═════ Records supplied
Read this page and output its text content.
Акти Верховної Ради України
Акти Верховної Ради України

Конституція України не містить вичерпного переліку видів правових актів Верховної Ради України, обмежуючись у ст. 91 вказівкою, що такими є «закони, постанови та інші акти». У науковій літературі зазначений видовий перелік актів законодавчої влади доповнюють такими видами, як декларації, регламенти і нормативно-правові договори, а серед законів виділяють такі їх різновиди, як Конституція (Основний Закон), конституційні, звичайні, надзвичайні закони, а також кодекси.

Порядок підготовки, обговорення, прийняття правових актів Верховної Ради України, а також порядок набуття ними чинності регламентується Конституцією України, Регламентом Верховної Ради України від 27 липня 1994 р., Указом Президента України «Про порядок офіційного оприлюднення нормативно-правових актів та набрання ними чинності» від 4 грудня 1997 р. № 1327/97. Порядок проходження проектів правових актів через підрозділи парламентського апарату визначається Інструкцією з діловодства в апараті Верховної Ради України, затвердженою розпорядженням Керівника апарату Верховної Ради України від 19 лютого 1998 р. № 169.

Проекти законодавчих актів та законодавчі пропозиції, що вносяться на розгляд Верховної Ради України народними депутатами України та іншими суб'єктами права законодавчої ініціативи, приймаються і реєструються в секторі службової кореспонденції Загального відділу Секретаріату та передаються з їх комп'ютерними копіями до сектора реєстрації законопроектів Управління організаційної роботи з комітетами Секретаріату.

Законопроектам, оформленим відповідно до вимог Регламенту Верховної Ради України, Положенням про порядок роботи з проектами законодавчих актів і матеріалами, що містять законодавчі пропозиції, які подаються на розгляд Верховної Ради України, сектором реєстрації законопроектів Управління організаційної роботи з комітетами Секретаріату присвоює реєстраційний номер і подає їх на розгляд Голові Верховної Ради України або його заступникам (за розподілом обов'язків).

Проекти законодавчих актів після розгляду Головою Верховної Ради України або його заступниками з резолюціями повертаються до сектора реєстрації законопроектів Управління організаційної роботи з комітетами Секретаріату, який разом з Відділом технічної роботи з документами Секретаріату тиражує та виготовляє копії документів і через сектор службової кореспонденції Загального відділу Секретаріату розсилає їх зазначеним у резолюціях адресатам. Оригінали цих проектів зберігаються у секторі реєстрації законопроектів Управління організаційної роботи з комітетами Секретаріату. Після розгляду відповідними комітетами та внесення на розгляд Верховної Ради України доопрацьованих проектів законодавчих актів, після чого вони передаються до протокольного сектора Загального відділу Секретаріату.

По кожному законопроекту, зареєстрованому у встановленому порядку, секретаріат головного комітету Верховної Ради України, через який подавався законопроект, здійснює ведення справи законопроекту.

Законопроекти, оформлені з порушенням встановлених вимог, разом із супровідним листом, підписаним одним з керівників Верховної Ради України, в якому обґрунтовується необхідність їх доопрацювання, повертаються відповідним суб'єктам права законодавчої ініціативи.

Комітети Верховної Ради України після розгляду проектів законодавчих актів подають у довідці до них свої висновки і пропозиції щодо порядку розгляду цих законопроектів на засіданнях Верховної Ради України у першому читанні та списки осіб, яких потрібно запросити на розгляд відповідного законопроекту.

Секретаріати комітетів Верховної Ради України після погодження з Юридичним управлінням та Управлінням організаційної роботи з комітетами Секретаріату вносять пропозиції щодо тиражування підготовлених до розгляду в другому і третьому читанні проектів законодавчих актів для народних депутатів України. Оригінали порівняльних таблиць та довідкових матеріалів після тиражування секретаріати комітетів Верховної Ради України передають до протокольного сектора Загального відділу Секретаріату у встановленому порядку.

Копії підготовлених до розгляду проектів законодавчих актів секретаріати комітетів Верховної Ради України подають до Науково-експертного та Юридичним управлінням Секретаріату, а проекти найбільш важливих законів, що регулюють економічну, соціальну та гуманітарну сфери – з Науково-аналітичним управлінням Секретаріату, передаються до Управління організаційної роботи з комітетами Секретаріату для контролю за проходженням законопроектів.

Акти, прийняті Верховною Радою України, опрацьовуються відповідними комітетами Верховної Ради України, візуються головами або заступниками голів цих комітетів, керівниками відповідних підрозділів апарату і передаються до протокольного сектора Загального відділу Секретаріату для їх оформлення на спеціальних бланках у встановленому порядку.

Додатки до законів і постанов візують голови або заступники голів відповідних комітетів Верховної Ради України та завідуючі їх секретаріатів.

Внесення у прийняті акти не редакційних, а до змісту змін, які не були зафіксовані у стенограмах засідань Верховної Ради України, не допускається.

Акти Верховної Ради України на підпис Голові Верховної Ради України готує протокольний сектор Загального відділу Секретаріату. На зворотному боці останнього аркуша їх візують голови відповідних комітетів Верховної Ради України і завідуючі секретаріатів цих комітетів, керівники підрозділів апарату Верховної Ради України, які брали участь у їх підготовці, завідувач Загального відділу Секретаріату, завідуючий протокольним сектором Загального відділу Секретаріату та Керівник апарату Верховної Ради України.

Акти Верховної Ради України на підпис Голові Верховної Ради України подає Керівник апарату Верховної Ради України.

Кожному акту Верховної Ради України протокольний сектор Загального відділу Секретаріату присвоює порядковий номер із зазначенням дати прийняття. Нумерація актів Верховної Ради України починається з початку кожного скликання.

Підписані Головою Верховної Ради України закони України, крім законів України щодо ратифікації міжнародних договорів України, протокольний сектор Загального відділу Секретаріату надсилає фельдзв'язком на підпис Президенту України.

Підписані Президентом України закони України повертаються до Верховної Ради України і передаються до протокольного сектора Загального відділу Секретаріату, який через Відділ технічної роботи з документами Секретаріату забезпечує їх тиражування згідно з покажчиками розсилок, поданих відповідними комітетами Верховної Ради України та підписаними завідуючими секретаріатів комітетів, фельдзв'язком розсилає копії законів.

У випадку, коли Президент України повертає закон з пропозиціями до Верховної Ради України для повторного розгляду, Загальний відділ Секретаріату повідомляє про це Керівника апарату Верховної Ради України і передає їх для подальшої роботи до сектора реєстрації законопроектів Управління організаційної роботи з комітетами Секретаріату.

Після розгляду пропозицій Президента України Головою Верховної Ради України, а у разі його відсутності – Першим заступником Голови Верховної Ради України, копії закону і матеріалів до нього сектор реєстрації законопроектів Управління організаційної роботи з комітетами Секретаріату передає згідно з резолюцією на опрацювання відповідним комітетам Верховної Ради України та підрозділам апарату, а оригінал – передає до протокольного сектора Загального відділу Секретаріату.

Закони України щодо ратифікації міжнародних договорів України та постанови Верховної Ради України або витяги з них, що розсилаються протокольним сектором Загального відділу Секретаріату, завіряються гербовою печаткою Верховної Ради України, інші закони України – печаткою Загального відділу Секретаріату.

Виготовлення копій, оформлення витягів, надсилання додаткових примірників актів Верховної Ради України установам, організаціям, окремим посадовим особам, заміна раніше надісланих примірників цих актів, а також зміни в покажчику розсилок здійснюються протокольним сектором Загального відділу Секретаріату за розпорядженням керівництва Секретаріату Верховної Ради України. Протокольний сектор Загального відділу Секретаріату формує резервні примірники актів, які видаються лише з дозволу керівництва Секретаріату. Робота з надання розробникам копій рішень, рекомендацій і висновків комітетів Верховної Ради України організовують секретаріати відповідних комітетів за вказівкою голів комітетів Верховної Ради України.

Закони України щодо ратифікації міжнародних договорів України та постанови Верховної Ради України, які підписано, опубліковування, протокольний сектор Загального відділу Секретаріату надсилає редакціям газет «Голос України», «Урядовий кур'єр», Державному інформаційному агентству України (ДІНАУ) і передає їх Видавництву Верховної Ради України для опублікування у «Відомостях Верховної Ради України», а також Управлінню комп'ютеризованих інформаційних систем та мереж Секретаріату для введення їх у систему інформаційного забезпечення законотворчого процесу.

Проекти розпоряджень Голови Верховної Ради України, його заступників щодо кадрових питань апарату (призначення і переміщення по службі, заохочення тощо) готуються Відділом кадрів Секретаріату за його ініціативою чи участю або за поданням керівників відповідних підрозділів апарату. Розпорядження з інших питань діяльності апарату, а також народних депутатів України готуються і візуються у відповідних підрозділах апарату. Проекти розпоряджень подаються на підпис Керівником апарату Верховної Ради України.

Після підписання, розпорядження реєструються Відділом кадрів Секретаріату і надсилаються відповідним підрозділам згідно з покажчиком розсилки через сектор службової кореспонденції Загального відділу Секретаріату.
══════════
> _Exercise aim_: Take each line of the material that contains the word "Підписані" and list it.

> _Exercise response_:
Підписані Головою Верховної Ради України закони України, крім законів України щодо ратифікації міжнародних договорів України, протокольний сектор Загального відділу Секретаріату надсилає фельдзв'язком на підпис Президенту України.
Підписані Президентом України закони України повертаються до Верховної Ради України і передаються до протокольного сектора Загального відділу Секретаріату, який через Відділ технічної роботи з документами Секретаріату забезпечує їх тиражування згідно з покажчиками розсилок, поданих відповідними комітетами Верховної Ради України та підписаними завідуючими секретаріатів комітетів, фельдзв'язком розсилає копії законів.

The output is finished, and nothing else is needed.